WHAT IS BEING ASKED:
Will you print the lines exactly as they appear, starting from the first line and going on through the one that contains "memory-m-plus-button[interactable]: M+ <box>762", with both of those included?

RECORDS TO PROCESS:
'''

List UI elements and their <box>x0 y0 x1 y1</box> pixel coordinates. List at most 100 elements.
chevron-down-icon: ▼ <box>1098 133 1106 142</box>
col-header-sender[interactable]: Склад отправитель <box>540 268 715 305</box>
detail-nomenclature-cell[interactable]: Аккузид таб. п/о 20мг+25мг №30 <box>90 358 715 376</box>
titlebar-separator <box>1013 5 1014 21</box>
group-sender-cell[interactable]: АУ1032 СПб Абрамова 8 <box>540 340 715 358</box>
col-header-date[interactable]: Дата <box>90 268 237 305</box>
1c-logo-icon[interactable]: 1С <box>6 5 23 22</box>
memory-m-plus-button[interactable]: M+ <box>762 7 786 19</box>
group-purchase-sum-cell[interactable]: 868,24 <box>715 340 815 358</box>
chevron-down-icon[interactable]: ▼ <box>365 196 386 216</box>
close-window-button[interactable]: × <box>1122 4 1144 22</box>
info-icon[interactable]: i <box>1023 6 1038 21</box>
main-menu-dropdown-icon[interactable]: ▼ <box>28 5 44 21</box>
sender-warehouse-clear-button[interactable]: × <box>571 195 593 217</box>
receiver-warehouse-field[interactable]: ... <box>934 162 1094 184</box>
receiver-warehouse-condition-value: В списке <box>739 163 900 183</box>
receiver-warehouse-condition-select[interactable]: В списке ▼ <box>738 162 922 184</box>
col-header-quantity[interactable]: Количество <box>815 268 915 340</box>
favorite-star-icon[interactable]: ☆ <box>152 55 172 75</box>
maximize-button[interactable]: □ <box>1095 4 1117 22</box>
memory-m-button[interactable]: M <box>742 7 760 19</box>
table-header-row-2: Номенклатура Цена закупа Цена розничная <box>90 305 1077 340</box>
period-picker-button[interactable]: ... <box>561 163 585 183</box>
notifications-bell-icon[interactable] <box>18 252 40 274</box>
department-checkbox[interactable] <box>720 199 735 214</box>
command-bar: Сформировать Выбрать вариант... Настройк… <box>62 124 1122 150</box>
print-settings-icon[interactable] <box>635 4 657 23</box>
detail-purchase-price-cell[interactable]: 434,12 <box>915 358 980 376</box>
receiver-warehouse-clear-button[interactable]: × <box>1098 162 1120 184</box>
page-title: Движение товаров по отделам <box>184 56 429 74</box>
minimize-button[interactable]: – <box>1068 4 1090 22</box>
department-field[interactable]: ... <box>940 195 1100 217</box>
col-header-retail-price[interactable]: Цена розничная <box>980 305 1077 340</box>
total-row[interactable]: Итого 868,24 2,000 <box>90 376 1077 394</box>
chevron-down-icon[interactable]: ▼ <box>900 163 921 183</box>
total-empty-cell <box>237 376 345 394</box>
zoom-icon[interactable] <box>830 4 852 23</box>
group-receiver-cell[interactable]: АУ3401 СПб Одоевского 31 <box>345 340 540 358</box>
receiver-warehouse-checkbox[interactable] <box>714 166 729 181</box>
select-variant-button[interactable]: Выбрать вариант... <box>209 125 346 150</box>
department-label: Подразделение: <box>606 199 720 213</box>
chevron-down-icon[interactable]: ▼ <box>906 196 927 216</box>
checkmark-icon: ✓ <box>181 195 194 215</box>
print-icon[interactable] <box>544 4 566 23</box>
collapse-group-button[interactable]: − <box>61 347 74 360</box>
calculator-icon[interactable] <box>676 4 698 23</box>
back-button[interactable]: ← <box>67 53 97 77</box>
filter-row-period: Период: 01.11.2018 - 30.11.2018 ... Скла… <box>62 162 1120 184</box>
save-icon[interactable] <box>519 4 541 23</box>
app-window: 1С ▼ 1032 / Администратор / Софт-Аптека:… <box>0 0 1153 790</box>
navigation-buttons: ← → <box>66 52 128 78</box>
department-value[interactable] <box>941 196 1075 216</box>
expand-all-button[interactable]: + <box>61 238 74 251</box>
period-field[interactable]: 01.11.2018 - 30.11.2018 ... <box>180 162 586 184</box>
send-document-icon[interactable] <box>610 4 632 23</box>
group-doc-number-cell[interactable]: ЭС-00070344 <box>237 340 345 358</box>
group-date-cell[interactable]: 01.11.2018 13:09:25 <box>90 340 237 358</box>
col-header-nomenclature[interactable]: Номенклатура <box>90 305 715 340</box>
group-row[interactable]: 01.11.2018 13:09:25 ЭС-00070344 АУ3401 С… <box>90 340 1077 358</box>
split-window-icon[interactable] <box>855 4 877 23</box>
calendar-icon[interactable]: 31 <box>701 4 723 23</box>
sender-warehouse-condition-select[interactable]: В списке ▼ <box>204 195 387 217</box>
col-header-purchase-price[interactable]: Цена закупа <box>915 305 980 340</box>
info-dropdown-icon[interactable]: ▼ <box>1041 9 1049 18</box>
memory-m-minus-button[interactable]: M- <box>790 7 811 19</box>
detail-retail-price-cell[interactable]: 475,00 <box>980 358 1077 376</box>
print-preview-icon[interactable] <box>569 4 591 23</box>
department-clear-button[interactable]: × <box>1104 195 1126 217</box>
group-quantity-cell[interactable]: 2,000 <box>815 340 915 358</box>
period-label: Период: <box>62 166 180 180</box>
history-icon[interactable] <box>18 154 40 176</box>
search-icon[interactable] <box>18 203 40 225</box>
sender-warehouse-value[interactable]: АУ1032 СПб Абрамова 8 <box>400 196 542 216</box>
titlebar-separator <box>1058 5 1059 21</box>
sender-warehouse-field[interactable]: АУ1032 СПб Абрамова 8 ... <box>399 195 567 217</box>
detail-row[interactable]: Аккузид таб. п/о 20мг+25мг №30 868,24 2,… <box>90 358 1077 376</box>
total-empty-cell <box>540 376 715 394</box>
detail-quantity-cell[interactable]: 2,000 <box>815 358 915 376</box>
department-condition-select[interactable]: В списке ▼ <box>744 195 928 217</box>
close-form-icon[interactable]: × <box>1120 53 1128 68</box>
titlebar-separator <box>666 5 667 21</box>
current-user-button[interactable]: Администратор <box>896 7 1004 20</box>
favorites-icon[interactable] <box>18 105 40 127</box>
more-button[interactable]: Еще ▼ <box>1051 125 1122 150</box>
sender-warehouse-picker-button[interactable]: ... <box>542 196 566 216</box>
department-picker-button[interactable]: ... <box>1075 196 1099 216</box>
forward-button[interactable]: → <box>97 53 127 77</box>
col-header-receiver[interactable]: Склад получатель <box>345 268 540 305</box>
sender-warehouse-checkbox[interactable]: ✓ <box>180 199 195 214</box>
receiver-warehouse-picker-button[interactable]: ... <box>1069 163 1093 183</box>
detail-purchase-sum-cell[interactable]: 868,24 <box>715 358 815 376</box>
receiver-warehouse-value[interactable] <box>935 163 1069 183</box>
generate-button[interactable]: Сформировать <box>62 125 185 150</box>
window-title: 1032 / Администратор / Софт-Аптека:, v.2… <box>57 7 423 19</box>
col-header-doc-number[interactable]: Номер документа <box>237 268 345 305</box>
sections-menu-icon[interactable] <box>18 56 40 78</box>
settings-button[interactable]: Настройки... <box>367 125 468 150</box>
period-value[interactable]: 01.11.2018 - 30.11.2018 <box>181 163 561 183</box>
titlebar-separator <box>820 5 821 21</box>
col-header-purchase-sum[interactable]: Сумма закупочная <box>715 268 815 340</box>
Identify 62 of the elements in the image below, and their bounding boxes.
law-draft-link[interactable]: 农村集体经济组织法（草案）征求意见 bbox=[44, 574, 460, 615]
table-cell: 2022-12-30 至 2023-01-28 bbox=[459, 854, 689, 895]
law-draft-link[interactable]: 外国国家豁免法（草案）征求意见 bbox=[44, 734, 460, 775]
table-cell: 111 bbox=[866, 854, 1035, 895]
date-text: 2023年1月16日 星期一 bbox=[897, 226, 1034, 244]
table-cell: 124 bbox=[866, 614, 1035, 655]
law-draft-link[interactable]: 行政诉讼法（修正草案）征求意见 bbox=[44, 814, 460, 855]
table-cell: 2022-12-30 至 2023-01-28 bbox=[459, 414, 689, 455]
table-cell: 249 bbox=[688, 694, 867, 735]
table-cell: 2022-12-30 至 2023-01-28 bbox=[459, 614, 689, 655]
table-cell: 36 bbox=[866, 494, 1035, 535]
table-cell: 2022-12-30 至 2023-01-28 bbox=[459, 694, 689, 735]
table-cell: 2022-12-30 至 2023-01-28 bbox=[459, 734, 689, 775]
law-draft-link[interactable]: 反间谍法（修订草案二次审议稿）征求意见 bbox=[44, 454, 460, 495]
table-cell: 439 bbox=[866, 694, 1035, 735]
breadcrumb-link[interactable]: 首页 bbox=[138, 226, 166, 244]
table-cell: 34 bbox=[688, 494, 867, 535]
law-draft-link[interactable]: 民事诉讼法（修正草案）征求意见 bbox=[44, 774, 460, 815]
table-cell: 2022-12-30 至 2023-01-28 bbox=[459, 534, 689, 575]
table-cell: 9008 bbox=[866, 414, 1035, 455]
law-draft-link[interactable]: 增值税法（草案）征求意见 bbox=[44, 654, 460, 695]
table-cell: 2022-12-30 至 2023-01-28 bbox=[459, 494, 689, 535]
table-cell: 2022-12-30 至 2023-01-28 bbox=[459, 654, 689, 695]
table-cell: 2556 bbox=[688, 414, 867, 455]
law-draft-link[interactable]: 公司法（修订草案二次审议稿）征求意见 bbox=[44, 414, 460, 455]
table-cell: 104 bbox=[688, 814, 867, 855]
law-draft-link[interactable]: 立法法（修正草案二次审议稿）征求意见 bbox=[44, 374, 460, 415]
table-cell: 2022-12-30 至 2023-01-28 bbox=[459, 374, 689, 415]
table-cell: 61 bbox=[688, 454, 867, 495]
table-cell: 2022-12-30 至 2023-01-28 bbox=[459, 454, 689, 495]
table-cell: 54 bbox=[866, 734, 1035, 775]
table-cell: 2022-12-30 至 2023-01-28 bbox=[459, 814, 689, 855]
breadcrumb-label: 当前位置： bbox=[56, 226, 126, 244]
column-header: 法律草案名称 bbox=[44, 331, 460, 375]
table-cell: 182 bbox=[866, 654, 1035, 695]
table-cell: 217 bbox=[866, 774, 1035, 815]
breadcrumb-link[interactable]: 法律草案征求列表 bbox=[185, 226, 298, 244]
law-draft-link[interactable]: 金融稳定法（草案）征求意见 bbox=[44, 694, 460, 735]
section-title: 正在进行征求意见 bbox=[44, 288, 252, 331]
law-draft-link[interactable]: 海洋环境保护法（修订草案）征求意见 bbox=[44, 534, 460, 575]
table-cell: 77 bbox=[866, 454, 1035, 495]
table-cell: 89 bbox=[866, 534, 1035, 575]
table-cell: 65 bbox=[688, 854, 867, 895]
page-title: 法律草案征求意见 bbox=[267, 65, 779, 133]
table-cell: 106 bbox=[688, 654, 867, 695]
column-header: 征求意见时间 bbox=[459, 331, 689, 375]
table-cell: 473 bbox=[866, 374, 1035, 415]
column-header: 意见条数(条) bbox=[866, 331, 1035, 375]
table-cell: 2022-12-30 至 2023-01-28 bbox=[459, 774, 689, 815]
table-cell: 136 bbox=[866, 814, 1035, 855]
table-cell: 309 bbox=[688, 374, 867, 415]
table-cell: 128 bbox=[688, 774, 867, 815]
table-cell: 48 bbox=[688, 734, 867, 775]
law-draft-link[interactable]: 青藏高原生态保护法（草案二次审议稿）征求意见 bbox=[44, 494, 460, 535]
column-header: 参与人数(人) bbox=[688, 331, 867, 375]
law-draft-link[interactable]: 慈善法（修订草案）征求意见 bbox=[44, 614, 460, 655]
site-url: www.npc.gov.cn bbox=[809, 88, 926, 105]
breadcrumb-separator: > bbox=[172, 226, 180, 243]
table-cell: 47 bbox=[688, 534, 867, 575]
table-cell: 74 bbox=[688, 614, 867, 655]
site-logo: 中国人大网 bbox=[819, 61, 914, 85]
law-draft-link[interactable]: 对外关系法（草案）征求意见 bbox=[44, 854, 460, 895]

'''

THE ANSWER:
List UI elements and their <box>x0 y0 x1 y1</box> pixel coordinates. List at most 100 elements.
chevron-down-icon: ▼ <box>1098 133 1106 142</box>
col-header-sender[interactable]: Склад отправитель <box>540 268 715 305</box>
detail-nomenclature-cell[interactable]: Аккузид таб. п/о 20мг+25мг №30 <box>90 358 715 376</box>
titlebar-separator <box>1013 5 1014 21</box>
group-sender-cell[interactable]: АУ1032 СПб Абрамова 8 <box>540 340 715 358</box>
col-header-date[interactable]: Дата <box>90 268 237 305</box>
1c-logo-icon[interactable]: 1С <box>6 5 23 22</box>
memory-m-plus-button[interactable]: M+ <box>762 7 786 19</box>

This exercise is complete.